> **Your goal**:
All of the lines below are to be printed again exactly; images are excluded from the output.

_ _ _

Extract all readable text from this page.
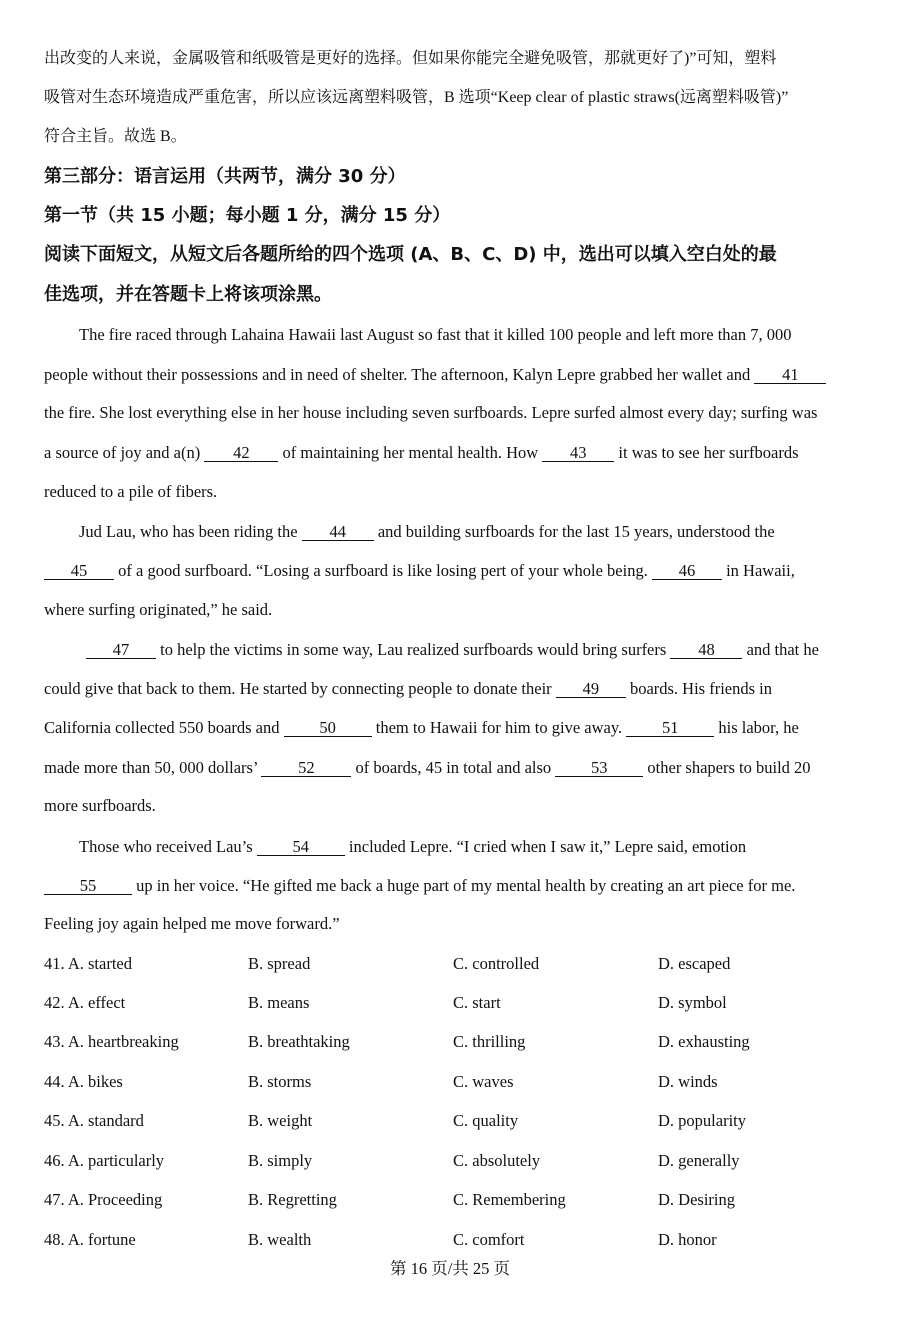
出改变的人来说，金属吸管和纸吸管是更好的选择。但如果你能完全避免吸管，那就更好了)”可知，塑料
吸管对生态环境造成严重危害，所以应该远离塑料吸管，B 选项“Keep clear of plastic straws(远离塑料吸管)”
符合主旨。故选 B。
第三部分：语言运用（共两节，满分 30 分）
第一节（共 15 小题；每小题 1 分，满分 15 分）
阅读下面短文，从短文后各题所给的四个选项 (A、B、C、D) 中，选出可以填入空白处的最
佳选项，并在答题卡上将该项涂黑。
The fire raced through Lahaina Hawaii last August so fast that it killed 100 people and left more than 7, 000
people without their possessions and in need of shelter. The afternoon, Kalyn Lepre grabbed her wallet and 41
the fire. She lost everything else in her house including seven surfboards. Lepre surfed almost every day; surfing was
a source of joy and a(n) 42 of maintaining her mental health. How 43 it was to see her surfboards
reduced to a pile of fibers.
Jud Lau, who has been riding the 44 and building surfboards for the last 15 years, understood the
45 of a good surfboard. “Losing a surfboard is like losing pert of your whole being. 46 in Hawaii,
where surfing originated,” he said.
47 to help the victims in some way, Lau realized surfboards would bring surfers 48 and that he
could give that back to them. He started by connecting people to donate their 49 boards. His friends in
California collected 550 boards and 50 them to Hawaii for him to give away. 51 his labor, he
made more than 50, 000 dollars’ 52 of boards, 45 in total and also 53 other shapers to build 20
more surfboards.
Those who received Lau’s 54 included Lepre. “I cried when I saw it,” Lepre said, emotion
55 up in her voice. “He gifted me back a huge part of my mental health by creating an art piece for me.
Feeling joy again helped me move forward.”
41. A. started	B. spread	C. controlled	D. escaped
42. A. effect	B. means	C. start	D. symbol
43. A. heartbreaking	B. breathtaking	C. thrilling	D. exhausting
44. A. bikes	B. storms	C. waves	D. winds
45. A. standard	B. weight	C. quality	D. popularity
46. A. particularly	B. simply	C. absolutely	D. generally
47. A. Proceeding	B. Regretting	C. Remembering	D. Desiring
48. A. fortune	B. wealth	C. comfort	D. honor
第 16 页/共 25 页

_ _ _

> **Response below**:
Extract all readable text from this page.
出改变的人来说，金属吸管和纸吸管是更好的选择。但如果你能完全避免吸管，那就更好了)”可知，塑料
吸管对生态环境造成严重危害，所以应该远离塑料吸管，B 选项“Keep clear of plastic straws(远离塑料吸管)”
符合主旨。故选 B。
第三部分：语言运用（共两节，满分 30 分）
第一节（共 15 小题；每小题 1 分，满分 15 分）
阅读下面短文，从短文后各题所给的四个选项 (A、B、C、D) 中，选出可以填入空白处的最
佳选项，并在答题卡上将该项涂黑。
The fire raced through Lahaina Hawaii last August so fast that it killed 100 people and left more than 7, 000
people without their possessions and in need of shelter. The afternoon, Kalyn Lepre grabbed her wallet and 41
the fire. She lost everything else in her house including seven surfboards. Lepre surfed almost every day; surfing was
a source of joy and a(n) 42 of maintaining her mental health. How 43 it was to see her surfboards
reduced to a pile of fibers.
Jud Lau, who has been riding the 44 and building surfboards for the last 15 years, understood the
45 of a good surfboard. “Losing a surfboard is like losing pert of your whole being. 46 in Hawaii,
where surfing originated,” he said.
47 to help the victims in some way, Lau realized surfboards would bring surfers 48 and that he
could give that back to them. He started by connecting people to donate their 49 boards. His friends in
California collected 550 boards and 50 them to Hawaii for him to give away. 51 his labor, he
made more than 50, 000 dollars’ 52 of boards, 45 in total and also 53 other shapers to build 20
more surfboards.
Those who received Lau’s 54 included Lepre. “I cried when I saw it,” Lepre said, emotion
55 up in her voice. “He gifted me back a huge part of my mental health by creating an art piece for me.
Feeling joy again helped me move forward.”
41. A. started	B. spread	C. controlled	D. escaped
42. A. effect	B. means	C. start	D. symbol
43. A. heartbreaking	B. breathtaking	C. thrilling	D. exhausting
44. A. bikes	B. storms	C. waves	D. winds
45. A. standard	B. weight	C. quality	D. popularity
46. A. particularly	B. simply	C. absolutely	D. generally
47. A. Proceeding	B. Regretting	C. Remembering	D. Desiring
48. A. fortune	B. wealth	C. comfort	D. honor
第 16 页/共 25 页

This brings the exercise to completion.